== Extracted material
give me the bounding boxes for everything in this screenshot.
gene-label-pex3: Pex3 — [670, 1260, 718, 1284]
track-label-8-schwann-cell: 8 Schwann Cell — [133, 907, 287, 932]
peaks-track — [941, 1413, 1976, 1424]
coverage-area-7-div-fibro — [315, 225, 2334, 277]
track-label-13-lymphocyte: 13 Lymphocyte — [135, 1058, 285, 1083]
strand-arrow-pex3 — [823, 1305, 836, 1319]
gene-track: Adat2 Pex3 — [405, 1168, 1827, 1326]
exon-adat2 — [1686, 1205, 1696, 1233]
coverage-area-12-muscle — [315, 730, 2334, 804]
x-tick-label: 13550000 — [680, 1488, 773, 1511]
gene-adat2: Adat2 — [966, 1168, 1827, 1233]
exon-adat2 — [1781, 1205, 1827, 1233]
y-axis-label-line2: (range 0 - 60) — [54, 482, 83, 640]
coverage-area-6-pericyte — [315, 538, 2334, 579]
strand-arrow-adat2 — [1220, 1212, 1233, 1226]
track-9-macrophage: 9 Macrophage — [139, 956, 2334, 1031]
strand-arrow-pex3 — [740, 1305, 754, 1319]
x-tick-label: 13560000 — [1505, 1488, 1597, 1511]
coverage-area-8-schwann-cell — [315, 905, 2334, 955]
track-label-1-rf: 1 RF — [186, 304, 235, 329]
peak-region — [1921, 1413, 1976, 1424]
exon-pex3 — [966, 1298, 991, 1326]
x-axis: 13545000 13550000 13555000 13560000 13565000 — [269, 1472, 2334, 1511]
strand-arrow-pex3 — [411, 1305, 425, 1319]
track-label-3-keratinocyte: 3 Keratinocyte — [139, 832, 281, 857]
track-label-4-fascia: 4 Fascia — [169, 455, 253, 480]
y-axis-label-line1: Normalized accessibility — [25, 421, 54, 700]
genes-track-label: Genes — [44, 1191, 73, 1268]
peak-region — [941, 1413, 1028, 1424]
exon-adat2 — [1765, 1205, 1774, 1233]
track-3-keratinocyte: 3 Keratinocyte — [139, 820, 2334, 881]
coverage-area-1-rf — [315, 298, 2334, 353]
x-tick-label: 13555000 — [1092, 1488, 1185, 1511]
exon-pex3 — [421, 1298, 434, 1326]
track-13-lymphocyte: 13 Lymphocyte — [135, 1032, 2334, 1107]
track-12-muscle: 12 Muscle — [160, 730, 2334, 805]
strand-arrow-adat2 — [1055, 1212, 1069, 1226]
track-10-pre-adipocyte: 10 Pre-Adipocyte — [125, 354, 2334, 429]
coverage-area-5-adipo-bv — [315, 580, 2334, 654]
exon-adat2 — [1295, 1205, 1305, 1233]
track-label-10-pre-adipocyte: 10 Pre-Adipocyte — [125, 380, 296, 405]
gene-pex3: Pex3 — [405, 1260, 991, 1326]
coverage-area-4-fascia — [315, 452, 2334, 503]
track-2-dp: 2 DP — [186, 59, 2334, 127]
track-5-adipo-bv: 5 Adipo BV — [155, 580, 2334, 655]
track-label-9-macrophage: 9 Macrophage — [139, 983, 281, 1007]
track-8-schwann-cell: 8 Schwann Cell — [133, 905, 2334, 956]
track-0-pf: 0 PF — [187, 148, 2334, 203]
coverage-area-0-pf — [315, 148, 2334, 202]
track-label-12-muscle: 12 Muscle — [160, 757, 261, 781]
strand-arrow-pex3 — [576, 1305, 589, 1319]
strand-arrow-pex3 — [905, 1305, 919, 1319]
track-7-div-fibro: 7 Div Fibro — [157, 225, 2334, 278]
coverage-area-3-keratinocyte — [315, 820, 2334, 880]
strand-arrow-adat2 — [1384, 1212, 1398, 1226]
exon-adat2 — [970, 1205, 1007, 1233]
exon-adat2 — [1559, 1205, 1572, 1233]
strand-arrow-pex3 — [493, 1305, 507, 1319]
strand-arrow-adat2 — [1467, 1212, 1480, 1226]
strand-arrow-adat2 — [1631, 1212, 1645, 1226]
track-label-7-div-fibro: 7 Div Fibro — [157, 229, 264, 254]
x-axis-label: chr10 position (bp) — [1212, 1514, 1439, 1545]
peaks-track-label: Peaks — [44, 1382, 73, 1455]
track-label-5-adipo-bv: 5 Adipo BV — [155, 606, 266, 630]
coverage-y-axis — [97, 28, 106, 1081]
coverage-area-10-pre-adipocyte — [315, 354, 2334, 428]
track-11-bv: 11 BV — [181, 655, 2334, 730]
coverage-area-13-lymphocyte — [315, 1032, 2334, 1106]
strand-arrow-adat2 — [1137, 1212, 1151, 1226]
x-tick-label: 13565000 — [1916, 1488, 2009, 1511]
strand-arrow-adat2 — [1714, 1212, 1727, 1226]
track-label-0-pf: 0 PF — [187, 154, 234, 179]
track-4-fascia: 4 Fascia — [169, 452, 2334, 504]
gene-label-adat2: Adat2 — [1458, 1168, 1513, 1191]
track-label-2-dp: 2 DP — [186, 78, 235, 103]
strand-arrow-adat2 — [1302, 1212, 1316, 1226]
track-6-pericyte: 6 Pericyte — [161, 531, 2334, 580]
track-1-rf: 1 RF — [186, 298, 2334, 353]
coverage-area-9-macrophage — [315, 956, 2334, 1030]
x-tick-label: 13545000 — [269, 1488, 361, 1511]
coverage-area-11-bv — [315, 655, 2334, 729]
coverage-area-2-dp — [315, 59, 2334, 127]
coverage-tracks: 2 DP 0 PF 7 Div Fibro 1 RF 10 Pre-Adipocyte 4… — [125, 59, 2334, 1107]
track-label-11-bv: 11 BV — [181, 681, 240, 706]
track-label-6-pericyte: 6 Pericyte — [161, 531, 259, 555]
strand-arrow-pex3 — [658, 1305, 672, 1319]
====
Aim of the exercise: Write out the entries above once more, without altering anything.

Answer to this problem:
give me the bounding boxes for everything in this screenshot.
gene-label-pex3: Pex3 — [670, 1260, 718, 1284]
track-label-8-schwann-cell: 8 Schwann Cell — [133, 907, 287, 932]
peaks-track — [941, 1413, 1976, 1424]
coverage-area-7-div-fibro — [315, 225, 2334, 277]
track-label-13-lymphocyte: 13 Lymphocyte — [135, 1058, 285, 1083]
strand-arrow-pex3 — [823, 1305, 836, 1319]
gene-track: Adat2 Pex3 — [405, 1168, 1827, 1326]
exon-adat2 — [1686, 1205, 1696, 1233]
coverage-area-12-muscle — [315, 730, 2334, 804]
x-tick-label: 13550000 — [680, 1488, 773, 1511]
gene-adat2: Adat2 — [966, 1168, 1827, 1233]
exon-adat2 — [1781, 1205, 1827, 1233]
y-axis-label-line2: (range 0 - 60) — [54, 482, 83, 640]
coverage-area-6-pericyte — [315, 538, 2334, 579]
strand-arrow-adat2 — [1220, 1212, 1233, 1226]
track-9-macrophage: 9 Macrophage — [139, 956, 2334, 1031]
strand-arrow-pex3 — [740, 1305, 754, 1319]
x-tick-label: 13560000 — [1505, 1488, 1597, 1511]
coverage-area-8-schwann-cell — [315, 905, 2334, 955]
track-label-1-rf: 1 RF — [186, 304, 235, 329]
peak-region — [1921, 1413, 1976, 1424]
exon-pex3 — [966, 1298, 991, 1326]
x-axis: 13545000 13550000 13555000 13560000 13565000 — [269, 1472, 2334, 1511]
strand-arrow-pex3 — [411, 1305, 425, 1319]
track-label-3-keratinocyte: 3 Keratinocyte — [139, 832, 281, 857]
track-label-4-fascia: 4 Fascia — [169, 455, 253, 480]
y-axis-label-line1: Normalized accessibility — [25, 421, 54, 700]
genes-track-label: Genes — [44, 1191, 73, 1268]
peak-region — [941, 1413, 1028, 1424]
exon-adat2 — [1765, 1205, 1774, 1233]
track-3-keratinocyte: 3 Keratinocyte — [139, 820, 2334, 881]
coverage-area-1-rf — [315, 298, 2334, 353]
x-tick-label: 13555000 — [1092, 1488, 1185, 1511]
exon-pex3 — [421, 1298, 434, 1326]
track-13-lymphocyte: 13 Lymphocyte — [135, 1032, 2334, 1107]
track-12-muscle: 12 Muscle — [160, 730, 2334, 805]
strand-arrow-adat2 — [1055, 1212, 1069, 1226]
track-10-pre-adipocyte: 10 Pre-Adipocyte — [125, 354, 2334, 429]
coverage-area-5-adipo-bv — [315, 580, 2334, 654]
exon-adat2 — [1295, 1205, 1305, 1233]
track-label-10-pre-adipocyte: 10 Pre-Adipocyte — [125, 380, 296, 405]
gene-pex3: Pex3 — [405, 1260, 991, 1326]
coverage-area-4-fascia — [315, 452, 2334, 503]
track-2-dp: 2 DP — [186, 59, 2334, 127]
track-5-adipo-bv: 5 Adipo BV — [155, 580, 2334, 655]
track-label-9-macrophage: 9 Macrophage — [139, 983, 281, 1007]
track-8-schwann-cell: 8 Schwann Cell — [133, 905, 2334, 956]
track-0-pf: 0 PF — [187, 148, 2334, 203]
coverage-area-0-pf — [315, 148, 2334, 202]
track-label-12-muscle: 12 Muscle — [160, 757, 261, 781]
strand-arrow-pex3 — [576, 1305, 589, 1319]
strand-arrow-pex3 — [905, 1305, 919, 1319]
track-7-div-fibro: 7 Div Fibro — [157, 225, 2334, 278]
coverage-area-3-keratinocyte — [315, 820, 2334, 880]
strand-arrow-adat2 — [1384, 1212, 1398, 1226]
exon-adat2 — [970, 1205, 1007, 1233]
exon-adat2 — [1559, 1205, 1572, 1233]
strand-arrow-pex3 — [493, 1305, 507, 1319]
strand-arrow-adat2 — [1467, 1212, 1480, 1226]
strand-arrow-adat2 — [1631, 1212, 1645, 1226]
track-label-7-div-fibro: 7 Div Fibro — [157, 229, 264, 254]
x-axis-label: chr10 position (bp) — [1212, 1514, 1439, 1545]
peaks-track-label: Peaks — [44, 1382, 73, 1455]
track-label-5-adipo-bv: 5 Adipo BV — [155, 606, 266, 630]
coverage-y-axis — [97, 28, 106, 1081]
coverage-area-10-pre-adipocyte — [315, 354, 2334, 428]
track-11-bv: 11 BV — [181, 655, 2334, 730]
coverage-area-13-lymphocyte — [315, 1032, 2334, 1106]
strand-arrow-adat2 — [1137, 1212, 1151, 1226]
x-tick-label: 13565000 — [1916, 1488, 2009, 1511]
strand-arrow-adat2 — [1714, 1212, 1727, 1226]
track-label-0-pf: 0 PF — [187, 154, 234, 179]
track-4-fascia: 4 Fascia — [169, 452, 2334, 504]
gene-label-adat2: Adat2 — [1458, 1168, 1513, 1191]
track-label-2-dp: 2 DP — [186, 78, 235, 103]
strand-arrow-adat2 — [1302, 1212, 1316, 1226]
track-6-pericyte: 6 Pericyte — [161, 531, 2334, 580]
track-1-rf: 1 RF — [186, 298, 2334, 353]
coverage-area-9-macrophage — [315, 956, 2334, 1030]
x-tick-label: 13545000 — [269, 1488, 361, 1511]
coverage-area-11-bv — [315, 655, 2334, 729]
coverage-area-2-dp — [315, 59, 2334, 127]
coverage-tracks: 2 DP 0 PF 7 Div Fibro 1 RF 10 Pre-Adipocyte 4… — [125, 59, 2334, 1107]
track-label-11-bv: 11 BV — [181, 681, 240, 706]
track-label-6-pericyte: 6 Pericyte — [161, 531, 259, 555]
strand-arrow-pex3 — [658, 1305, 672, 1319]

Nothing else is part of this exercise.